## Requirements
Reproduce the rows between the lines containing "nav-text: ) ( xyxy=(551,454,582,485)" and "limit-20-link[interactable]: 20 xyxy=(581,454,615,485)", inclusive, with every "interactable" changed to "clickable" and nothing else altered.

[BEGIN Records supplied]

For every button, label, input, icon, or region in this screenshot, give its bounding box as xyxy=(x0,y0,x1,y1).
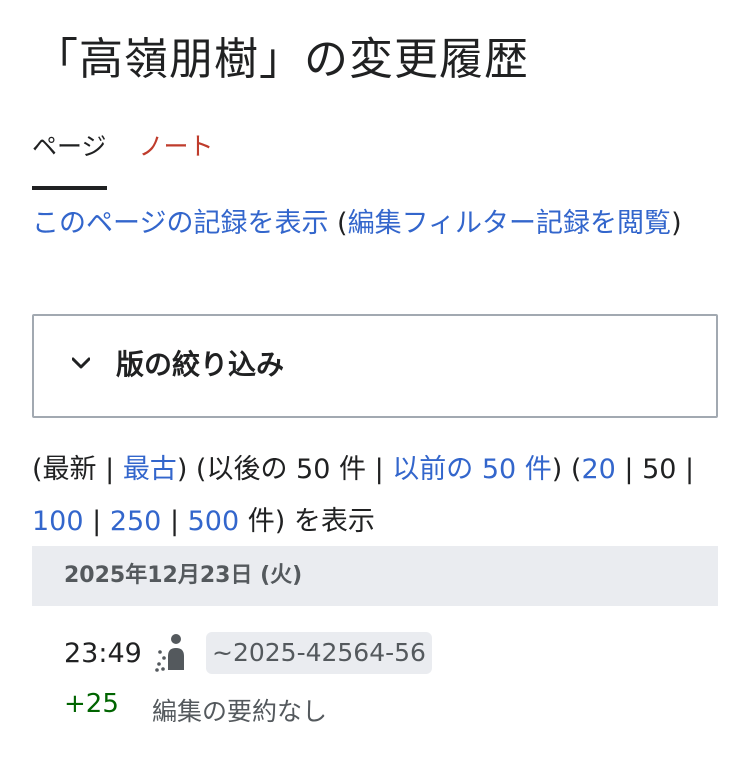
nav-text: ) ( xyxy=(551,454,582,485)
limit-500-link[interactable]: 500 xyxy=(188,506,240,537)
filter-revisions-toggle[interactable]: 版の絞り込み xyxy=(32,314,718,418)
limit-20-link[interactable]: 20 xyxy=(581,454,615,485)
tab-note[interactable]: ノート xyxy=(139,122,214,182)
nav-text: ) ( xyxy=(176,454,207,485)
nav-newest: 最新 xyxy=(42,454,97,485)
filter-log-link[interactable]: 編集フィルター記録を閲覧 xyxy=(348,208,671,239)
temp-user-icon xyxy=(155,634,184,672)
filter-revisions-label: 版の絞り込み xyxy=(116,348,285,381)
page-title: 「高嶺朋樹」の変更履歴 xyxy=(34,34,529,85)
date-header: 2025年12月23日 (火) xyxy=(32,546,718,606)
revision-time-link[interactable]: 23:49 xyxy=(64,632,142,676)
nav-oldest-link[interactable]: 最古 xyxy=(123,454,177,485)
limit-250-link[interactable]: 250 xyxy=(110,506,162,537)
nav-separator: | xyxy=(676,454,695,485)
edit-summary: 編集の要約なし xyxy=(152,697,328,726)
size-diff: +25 xyxy=(64,689,119,719)
log-links: このページの記録を表示 (編集フィルター記録を閲覧) xyxy=(32,200,722,248)
nav-separator: | xyxy=(615,454,643,485)
paren-close: ) xyxy=(671,208,682,239)
nav-text: ( xyxy=(32,454,43,485)
nav-separator: | xyxy=(161,506,188,537)
namespace-tabs: ページ ノート xyxy=(32,122,246,190)
date-header-label: 2025年12月23日 (火) xyxy=(64,563,303,588)
nav-later: 以後の 50 件 xyxy=(206,454,366,485)
nav-separator: | xyxy=(83,506,110,537)
nav-separator: | xyxy=(96,454,123,485)
limit-100-link[interactable]: 100 xyxy=(32,506,84,537)
tab-page[interactable]: ページ xyxy=(32,122,107,190)
view-log-link[interactable]: このページの記録を表示 xyxy=(32,208,328,239)
paren-open: ( xyxy=(328,208,348,239)
nav-text: 件) を表示 xyxy=(239,506,375,537)
history-navigation: (最新 | 最古) (以後の 50 件 | 以前の 50 件) (20 | 50… xyxy=(32,444,722,548)
nav-earlier-link[interactable]: 以前の 50 件 xyxy=(392,454,552,485)
chevron-down-icon xyxy=(72,357,90,369)
user-link[interactable]: ~2025-42564-56 xyxy=(206,632,432,674)
nav-separator: | xyxy=(366,454,393,485)
limit-50-current: 50 xyxy=(642,454,677,485)
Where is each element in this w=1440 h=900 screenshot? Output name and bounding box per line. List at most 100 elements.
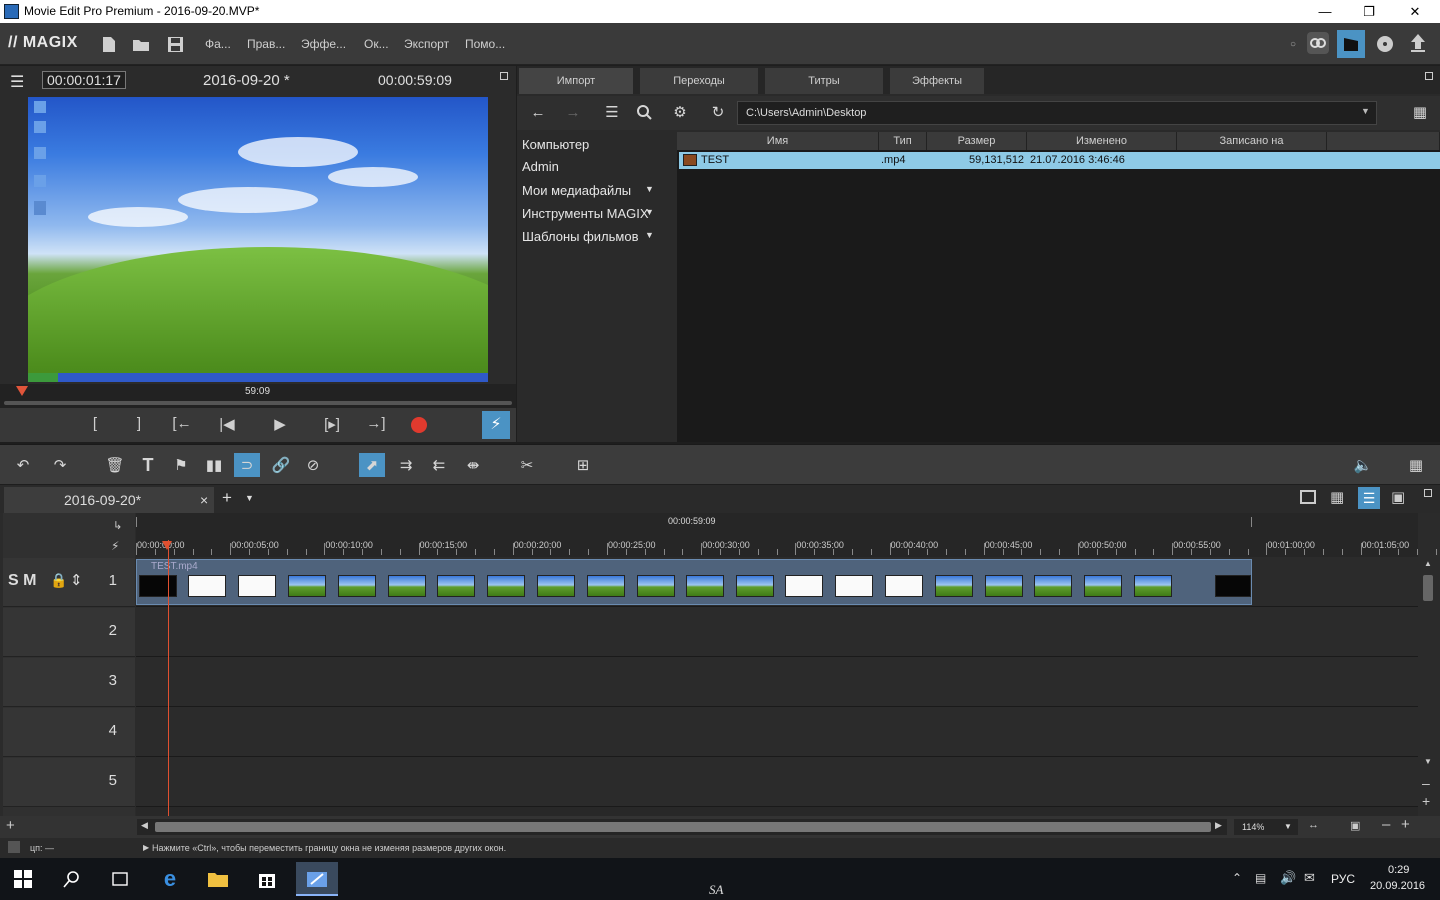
current-timecode[interactable]: 00:00:01:17 — [42, 71, 126, 89]
tree-item-movie-templates[interactable]: Шаблоны фильмов — [522, 229, 639, 244]
close-tab-icon[interactable]: × — [200, 487, 208, 513]
show-hidden-icons[interactable]: ⌃ — [1232, 871, 1242, 885]
lightning-icon[interactable]: ⚡ — [482, 411, 510, 439]
online-icon[interactable] — [1307, 32, 1329, 54]
vertical-scrollbar[interactable]: ▲ ▼ – + — [1418, 557, 1438, 816]
record-icon[interactable] — [411, 417, 427, 433]
close-button[interactable]: ✕ — [1392, 2, 1438, 21]
path-field[interactable]: C:\Users\Admin\Desktop — [737, 101, 1377, 125]
title-text-icon[interactable]: T — [135, 453, 161, 477]
vertical-scroll-thumb[interactable] — [1423, 575, 1433, 601]
play-in-out-icon[interactable]: [▸] — [320, 415, 344, 433]
go-to-out-icon[interactable]: →] — [364, 415, 388, 432]
zoom-select[interactable]: 114% ▼ — [1234, 819, 1298, 835]
column-type[interactable]: Тип — [879, 132, 927, 150]
track-4[interactable] — [136, 707, 1418, 757]
trim-tool-icon[interactable]: ⇉ — [393, 453, 419, 477]
playhead-line[interactable] — [168, 540, 169, 816]
grid-view-icon[interactable]: ▦ — [1330, 488, 1344, 506]
delete-icon[interactable]: 🗑 — [102, 453, 128, 477]
mark-in-icon[interactable]: [ — [83, 415, 107, 432]
track-header-1[interactable]: S M 🔒 ⇕ 1 — [3, 558, 135, 607]
track-1[interactable]: TEST.mp4 — [136, 557, 1418, 607]
track-header-3[interactable]: 3 — [3, 658, 135, 707]
auto-lightning-icon[interactable]: ⚡ — [111, 539, 119, 553]
volume-icon[interactable]: 🔈 — [1350, 453, 1376, 477]
scrub-playhead-icon[interactable] — [16, 386, 28, 396]
search-icon[interactable] — [631, 100, 657, 124]
file-explorer-icon[interactable] — [203, 866, 233, 892]
clock-time[interactable]: 0:29 — [1388, 864, 1409, 876]
dot-icon[interactable]: ○ — [1282, 33, 1304, 55]
go-to-start-icon[interactable]: |◀ — [215, 415, 239, 433]
fit-project-icon[interactable]: ▣ — [1350, 819, 1360, 832]
cut-scissors-icon[interactable]: ✂ — [514, 453, 540, 477]
path-dropdown-icon[interactable]: ▼ — [1361, 106, 1370, 116]
scroll-left-icon[interactable]: ◀ — [141, 820, 148, 831]
preview-scrubber[interactable]: 59:09 — [0, 384, 516, 408]
tree-item-admin[interactable]: Admin — [522, 159, 559, 174]
mark-out-icon[interactable]: ] — [127, 415, 151, 432]
speaker-icon[interactable]: 🔊 — [1280, 870, 1296, 886]
upload-icon[interactable] — [1407, 32, 1429, 54]
split-icon[interactable]: ▮▮ — [201, 453, 227, 477]
scroll-down-icon[interactable]: ▼ — [1424, 757, 1432, 766]
column-size[interactable]: Размер — [927, 132, 1027, 150]
scroll-right-icon[interactable]: ▶ — [1215, 820, 1222, 831]
search-icon[interactable] — [57, 866, 87, 892]
project-dropdown-icon[interactable]: ▼ — [245, 493, 254, 503]
language-indicator[interactable]: РУС — [1331, 872, 1355, 886]
menu-effects[interactable]: Эффе... — [301, 37, 346, 51]
tab-transitions[interactable]: Переходы — [640, 68, 758, 94]
redo-icon[interactable]: ↷ — [47, 453, 73, 477]
file-row[interactable]: TEST .mp4 59,131,512 21.07.2016 3:46:46 — [679, 152, 1440, 169]
maximize-timeline-icon[interactable] — [1424, 489, 1432, 497]
magix-tools-expand-icon[interactable]: ▼ — [645, 207, 654, 217]
tree-item-my-media[interactable]: Мои медиафайлы — [522, 183, 631, 198]
track-zoom-out-icon[interactable]: – — [1422, 775, 1430, 791]
track-height-icon[interactable]: ⇕ — [70, 571, 83, 589]
link-icon[interactable]: 🔗 — [268, 453, 294, 477]
ripple-mode-icon[interactable]: ⊃ — [234, 453, 260, 477]
fit-width-icon[interactable]: ↔ — [1308, 819, 1319, 831]
track-header-5[interactable]: 5 — [3, 758, 135, 807]
refresh-icon[interactable]: ↻ — [705, 100, 731, 124]
insert-mode-icon[interactable]: ⊞ — [570, 453, 596, 477]
maximize-monitor-icon[interactable] — [500, 72, 508, 80]
new-file-icon[interactable] — [98, 33, 120, 55]
storyboard-view-icon[interactable]: ▣ — [1391, 488, 1405, 506]
timeline-view-icon[interactable]: ☰ — [1358, 487, 1380, 509]
disc-icon[interactable] — [1374, 33, 1396, 55]
scroll-up-icon[interactable]: ▲ — [1424, 559, 1432, 568]
hamburger-menu-icon[interactable]: ☰ — [10, 72, 24, 92]
tree-item-magix-tools[interactable]: Инструменты MAGIX — [522, 206, 649, 221]
slip-tool-icon[interactable]: ⇇ — [426, 453, 452, 477]
go-to-in-icon[interactable]: [← — [170, 415, 194, 432]
windows-start-icon[interactable] — [8, 866, 38, 892]
zoom-out-icon[interactable]: – — [1382, 816, 1390, 833]
horizontal-scroll-thumb[interactable] — [155, 822, 1211, 832]
zoom-dropdown-icon[interactable]: ▼ — [1284, 819, 1292, 835]
project-tab[interactable]: 2016-09-20* × — [4, 487, 214, 513]
maximize-browser-icon[interactable] — [1425, 72, 1433, 80]
add-track-icon[interactable]: + — [6, 817, 15, 834]
tab-import[interactable]: Импорт — [519, 68, 633, 94]
clapper-icon[interactable] — [1337, 30, 1365, 58]
column-name[interactable]: Имя — [677, 132, 879, 150]
restore-button[interactable]: ❐ — [1346, 2, 1392, 21]
play-icon[interactable]: ▶ — [268, 415, 292, 433]
movie-templates-expand-icon[interactable]: ▼ — [645, 230, 654, 240]
forward-arrow-icon[interactable]: → — [560, 100, 586, 124]
track-3[interactable] — [136, 657, 1418, 707]
zoom-in-icon[interactable]: + — [1401, 816, 1410, 833]
task-view-icon[interactable] — [105, 866, 135, 892]
folder-tree-icon[interactable]: ☰ — [599, 100, 625, 124]
menu-edit[interactable]: Прав... — [247, 37, 285, 51]
notifications-icon[interactable]: ✉ — [1304, 870, 1315, 886]
store-icon[interactable] — [252, 866, 282, 892]
tab-effects[interactable]: Эффекты — [890, 68, 984, 94]
undo-icon[interactable]: ↶ — [10, 453, 36, 477]
minimize-button[interactable]: — — [1302, 2, 1348, 21]
marker-flag-icon[interactable]: ⚑ — [168, 453, 194, 477]
pointer-tool-icon[interactable]: ⬈ — [359, 453, 385, 477]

[END Records supplied]

## Full solution
nav-text: ) ( xyxy=(551,454,582,485)
limit-500-link[clickable]: 500 xyxy=(188,506,240,537)
filter-revisions-toggle[clickable]: 版の絞り込み xyxy=(32,314,718,418)
limit-20-link[clickable]: 20 xyxy=(581,454,615,485)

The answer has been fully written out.